GOAL: Reproduce all the entries exactly.

==============================

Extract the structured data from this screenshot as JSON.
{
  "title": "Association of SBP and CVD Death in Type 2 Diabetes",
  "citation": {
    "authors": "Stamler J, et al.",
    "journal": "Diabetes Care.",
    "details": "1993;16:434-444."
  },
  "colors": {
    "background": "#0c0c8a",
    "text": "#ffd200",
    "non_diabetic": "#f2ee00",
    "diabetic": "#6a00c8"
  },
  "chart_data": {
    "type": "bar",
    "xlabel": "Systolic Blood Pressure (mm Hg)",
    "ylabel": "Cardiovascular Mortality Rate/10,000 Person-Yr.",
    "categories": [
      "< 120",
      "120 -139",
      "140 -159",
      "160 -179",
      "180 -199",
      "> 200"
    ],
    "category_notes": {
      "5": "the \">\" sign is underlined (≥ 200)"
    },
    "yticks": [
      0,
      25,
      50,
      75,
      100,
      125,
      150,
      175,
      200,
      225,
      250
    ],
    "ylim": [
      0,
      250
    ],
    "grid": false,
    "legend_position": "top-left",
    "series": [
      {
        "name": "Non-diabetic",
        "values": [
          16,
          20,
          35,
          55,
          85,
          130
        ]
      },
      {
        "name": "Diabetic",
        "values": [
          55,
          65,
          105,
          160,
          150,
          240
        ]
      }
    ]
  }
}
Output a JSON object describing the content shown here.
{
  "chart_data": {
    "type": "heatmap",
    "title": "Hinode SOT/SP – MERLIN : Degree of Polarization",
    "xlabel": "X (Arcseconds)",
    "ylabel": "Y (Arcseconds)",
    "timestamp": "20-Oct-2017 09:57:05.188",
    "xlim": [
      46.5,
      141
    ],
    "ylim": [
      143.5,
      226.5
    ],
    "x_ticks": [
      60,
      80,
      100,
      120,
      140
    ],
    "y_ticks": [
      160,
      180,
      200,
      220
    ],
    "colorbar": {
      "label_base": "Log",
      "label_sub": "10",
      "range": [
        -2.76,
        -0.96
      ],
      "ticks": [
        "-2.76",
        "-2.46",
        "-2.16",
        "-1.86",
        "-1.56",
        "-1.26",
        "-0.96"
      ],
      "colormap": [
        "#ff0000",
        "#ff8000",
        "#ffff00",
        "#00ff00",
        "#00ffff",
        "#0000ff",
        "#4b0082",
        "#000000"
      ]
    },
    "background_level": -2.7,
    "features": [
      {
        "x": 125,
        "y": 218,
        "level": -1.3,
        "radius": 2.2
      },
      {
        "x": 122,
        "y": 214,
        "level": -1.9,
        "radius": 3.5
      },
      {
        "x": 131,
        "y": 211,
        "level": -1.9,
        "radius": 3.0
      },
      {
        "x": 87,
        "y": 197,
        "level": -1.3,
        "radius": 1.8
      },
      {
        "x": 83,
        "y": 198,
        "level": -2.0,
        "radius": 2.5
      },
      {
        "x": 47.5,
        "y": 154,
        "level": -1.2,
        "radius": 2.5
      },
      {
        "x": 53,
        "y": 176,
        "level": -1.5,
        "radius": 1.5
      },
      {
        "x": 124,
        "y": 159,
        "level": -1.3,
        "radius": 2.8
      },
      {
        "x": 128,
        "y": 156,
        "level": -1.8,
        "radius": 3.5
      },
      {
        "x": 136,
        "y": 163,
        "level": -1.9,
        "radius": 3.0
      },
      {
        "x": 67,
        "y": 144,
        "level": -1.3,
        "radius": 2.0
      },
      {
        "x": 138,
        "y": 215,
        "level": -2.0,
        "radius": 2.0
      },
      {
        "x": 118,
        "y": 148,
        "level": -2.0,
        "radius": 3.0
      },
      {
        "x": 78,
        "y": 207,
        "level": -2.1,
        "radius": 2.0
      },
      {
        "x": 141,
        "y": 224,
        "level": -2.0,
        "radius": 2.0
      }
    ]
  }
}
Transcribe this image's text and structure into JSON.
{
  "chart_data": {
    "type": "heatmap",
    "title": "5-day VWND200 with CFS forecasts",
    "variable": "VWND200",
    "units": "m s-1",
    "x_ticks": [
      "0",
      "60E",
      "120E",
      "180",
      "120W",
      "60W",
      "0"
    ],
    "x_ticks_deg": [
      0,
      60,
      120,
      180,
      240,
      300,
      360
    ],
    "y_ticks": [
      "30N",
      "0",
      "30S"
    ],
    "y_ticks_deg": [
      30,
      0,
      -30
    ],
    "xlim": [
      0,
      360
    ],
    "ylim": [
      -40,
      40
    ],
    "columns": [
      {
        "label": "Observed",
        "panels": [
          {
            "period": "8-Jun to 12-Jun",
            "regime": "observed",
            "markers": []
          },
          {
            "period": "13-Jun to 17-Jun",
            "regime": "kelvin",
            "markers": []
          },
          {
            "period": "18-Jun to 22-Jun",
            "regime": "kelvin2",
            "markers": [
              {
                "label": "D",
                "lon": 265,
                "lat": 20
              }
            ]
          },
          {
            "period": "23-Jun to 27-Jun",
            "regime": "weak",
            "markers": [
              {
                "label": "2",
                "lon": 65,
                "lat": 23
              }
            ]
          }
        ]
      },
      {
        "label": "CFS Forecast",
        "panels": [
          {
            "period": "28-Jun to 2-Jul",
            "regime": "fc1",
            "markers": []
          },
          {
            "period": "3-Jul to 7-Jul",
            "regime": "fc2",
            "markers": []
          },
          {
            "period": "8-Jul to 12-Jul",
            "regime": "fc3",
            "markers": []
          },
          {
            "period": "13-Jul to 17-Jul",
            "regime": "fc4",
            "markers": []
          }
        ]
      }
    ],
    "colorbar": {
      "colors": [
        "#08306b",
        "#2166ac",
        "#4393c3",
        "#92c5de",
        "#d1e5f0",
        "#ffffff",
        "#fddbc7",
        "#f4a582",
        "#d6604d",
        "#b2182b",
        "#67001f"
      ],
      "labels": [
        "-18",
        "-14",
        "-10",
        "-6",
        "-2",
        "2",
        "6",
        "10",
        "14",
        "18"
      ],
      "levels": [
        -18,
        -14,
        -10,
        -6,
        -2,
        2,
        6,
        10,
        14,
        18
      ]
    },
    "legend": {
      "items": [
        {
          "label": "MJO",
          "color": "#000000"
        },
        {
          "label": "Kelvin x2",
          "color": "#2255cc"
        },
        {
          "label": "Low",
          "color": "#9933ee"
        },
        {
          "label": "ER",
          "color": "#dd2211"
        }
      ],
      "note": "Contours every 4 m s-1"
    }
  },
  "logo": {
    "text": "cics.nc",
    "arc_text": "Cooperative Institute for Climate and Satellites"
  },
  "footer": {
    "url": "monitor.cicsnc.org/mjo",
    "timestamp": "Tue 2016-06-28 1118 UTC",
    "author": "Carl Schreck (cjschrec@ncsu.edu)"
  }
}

==============================

RESPONSE:
Extract the structured data from this screenshot as JSON.
{
  "title": "Association of SBP and CVD Death in Type 2 Diabetes",
  "citation": {
    "authors": "Stamler J, et al.",
    "journal": "Diabetes Care.",
    "details": "1993;16:434-444."
  },
  "colors": {
    "background": "#0c0c8a",
    "text": "#ffd200",
    "non_diabetic": "#f2ee00",
    "diabetic": "#6a00c8"
  },
  "chart_data": {
    "type": "bar",
    "xlabel": "Systolic Blood Pressure (mm Hg)",
    "ylabel": "Cardiovascular Mortality Rate/10,000 Person-Yr.",
    "categories": [
      "< 120",
      "120 -139",
      "140 -159",
      "160 -179",
      "180 -199",
      "> 200"
    ],
    "category_notes": {
      "5": "the \">\" sign is underlined (≥ 200)"
    },
    "yticks": [
      0,
      25,
      50,
      75,
      100,
      125,
      150,
      175,
      200,
      225,
      250
    ],
    "ylim": [
      0,
      250
    ],
    "grid": false,
    "legend_position": "top-left",
    "series": [
      {
        "name": "Non-diabetic",
        "values": [
          16,
          20,
          35,
          55,
          85,
          130
        ]
      },
      {
        "name": "Diabetic",
        "values": [
          55,
          65,
          105,
          160,
          150,
          240
        ]
      }
    ]
  }
}
Output a JSON object describing the content shown here.
{
  "chart_data": {
    "type": "heatmap",
    "title": "Hinode SOT/SP – MERLIN : Degree of Polarization",
    "xlabel": "X (Arcseconds)",
    "ylabel": "Y (Arcseconds)",
    "timestamp": "20-Oct-2017 09:57:05.188",
    "xlim": [
      46.5,
      141
    ],
    "ylim": [
      143.5,
      226.5
    ],
    "x_ticks": [
      60,
      80,
      100,
      120,
      140
    ],
    "y_ticks": [
      160,
      180,
      200,
      220
    ],
    "colorbar": {
      "label_base": "Log",
      "label_sub": "10",
      "range": [
        -2.76,
        -0.96
      ],
      "ticks": [
        "-2.76",
        "-2.46",
        "-2.16",
        "-1.86",
        "-1.56",
        "-1.26",
        "-0.96"
      ],
      "colormap": [
        "#ff0000",
        "#ff8000",
        "#ffff00",
        "#00ff00",
        "#00ffff",
        "#0000ff",
        "#4b0082",
        "#000000"
      ]
    },
    "background_level": -2.7,
    "features": [
      {
        "x": 125,
        "y": 218,
        "level": -1.3,
        "radius": 2.2
      },
      {
        "x": 122,
        "y": 214,
        "level": -1.9,
        "radius": 3.5
      },
      {
        "x": 131,
        "y": 211,
        "level": -1.9,
        "radius": 3.0
      },
      {
        "x": 87,
        "y": 197,
        "level": -1.3,
        "radius": 1.8
      },
      {
        "x": 83,
        "y": 198,
        "level": -2.0,
        "radius": 2.5
      },
      {
        "x": 47.5,
        "y": 154,
        "level": -1.2,
        "radius": 2.5
      },
      {
        "x": 53,
        "y": 176,
        "level": -1.5,
        "radius": 1.5
      },
      {
        "x": 124,
        "y": 159,
        "level": -1.3,
        "radius": 2.8
      },
      {
        "x": 128,
        "y": 156,
        "level": -1.8,
        "radius": 3.5
      },
      {
        "x": 136,
        "y": 163,
        "level": -1.9,
        "radius": 3.0
      },
      {
        "x": 67,
        "y": 144,
        "level": -1.3,
        "radius": 2.0
      },
      {
        "x": 138,
        "y": 215,
        "level": -2.0,
        "radius": 2.0
      },
      {
        "x": 118,
        "y": 148,
        "level": -2.0,
        "radius": 3.0
      },
      {
        "x": 78,
        "y": 207,
        "level": -2.1,
        "radius": 2.0
      },
      {
        "x": 141,
        "y": 224,
        "level": -2.0,
        "radius": 2.0
      }
    ]
  }
}
Transcribe this image's text and structure into JSON.
{
  "chart_data": {
    "type": "heatmap",
    "title": "5-day VWND200 with CFS forecasts",
    "variable": "VWND200",
    "units": "m s-1",
    "x_ticks": [
      "0",
      "60E",
      "120E",
      "180",
      "120W",
      "60W",
      "0"
    ],
    "x_ticks_deg": [
      0,
      60,
      120,
      180,
      240,
      300,
      360
    ],
    "y_ticks": [
      "30N",
      "0",
      "30S"
    ],
    "y_ticks_deg": [
      30,
      0,
      -30
    ],
    "xlim": [
      0,
      360
    ],
    "ylim": [
      -40,
      40
    ],
    "columns": [
      {
        "label": "Observed",
        "panels": [
          {
            "period": "8-Jun to 12-Jun",
            "regime": "observed",
            "markers": []
          },
          {
            "period": "13-Jun to 17-Jun",
            "regime": "kelvin",
            "markers": []
          },
          {
            "period": "18-Jun to 22-Jun",
            "regime": "kelvin2",
            "markers": [
              {
                "label": "D",
                "lon": 265,
                "lat": 20
              }
            ]
          },
          {
            "period": "23-Jun to 27-Jun",
            "regime": "weak",
            "markers": [
              {
                "label": "2",
                "lon": 65,
                "lat": 23
              }
            ]
          }
        ]
      },
      {
        "label": "CFS Forecast",
        "panels": [
          {
            "period": "28-Jun to 2-Jul",
            "regime": "fc1",
            "markers": []
          },
          {
            "period": "3-Jul to 7-Jul",
            "regime": "fc2",
            "markers": []
          },
          {
            "period": "8-Jul to 12-Jul",
            "regime": "fc3",
            "markers": []
          },
          {
            "period": "13-Jul to 17-Jul",
            "regime": "fc4",
            "markers": []
          }
        ]
      }
    ],
    "colorbar": {
      "colors": [
        "#08306b",
        "#2166ac",
        "#4393c3",
        "#92c5de",
        "#d1e5f0",
        "#ffffff",
        "#fddbc7",
        "#f4a582",
        "#d6604d",
        "#b2182b",
        "#67001f"
      ],
      "labels": [
        "-18",
        "-14",
        "-10",
        "-6",
        "-2",
        "2",
        "6",
        "10",
        "14",
        "18"
      ],
      "levels": [
        -18,
        -14,
        -10,
        -6,
        -2,
        2,
        6,
        10,
        14,
        18
      ]
    },
    "legend": {
      "items": [
        {
          "label": "MJO",
          "color": "#000000"
        },
        {
          "label": "Kelvin x2",
          "color": "#2255cc"
        },
        {
          "label": "Low",
          "color": "#9933ee"
        },
        {
          "label": "ER",
          "color": "#dd2211"
        }
      ],
      "note": "Contours every 4 m s-1"
    }
  },
  "logo": {
    "text": "cics.nc",
    "arc_text": "Cooperative Institute for Climate and Satellites"
  },
  "footer": {
    "url": "monitor.cicsnc.org/mjo",
    "timestamp": "Tue 2016-06-28 1118 UTC",
    "author": "Carl Schreck (cjschrec@ncsu.edu)"
  }
}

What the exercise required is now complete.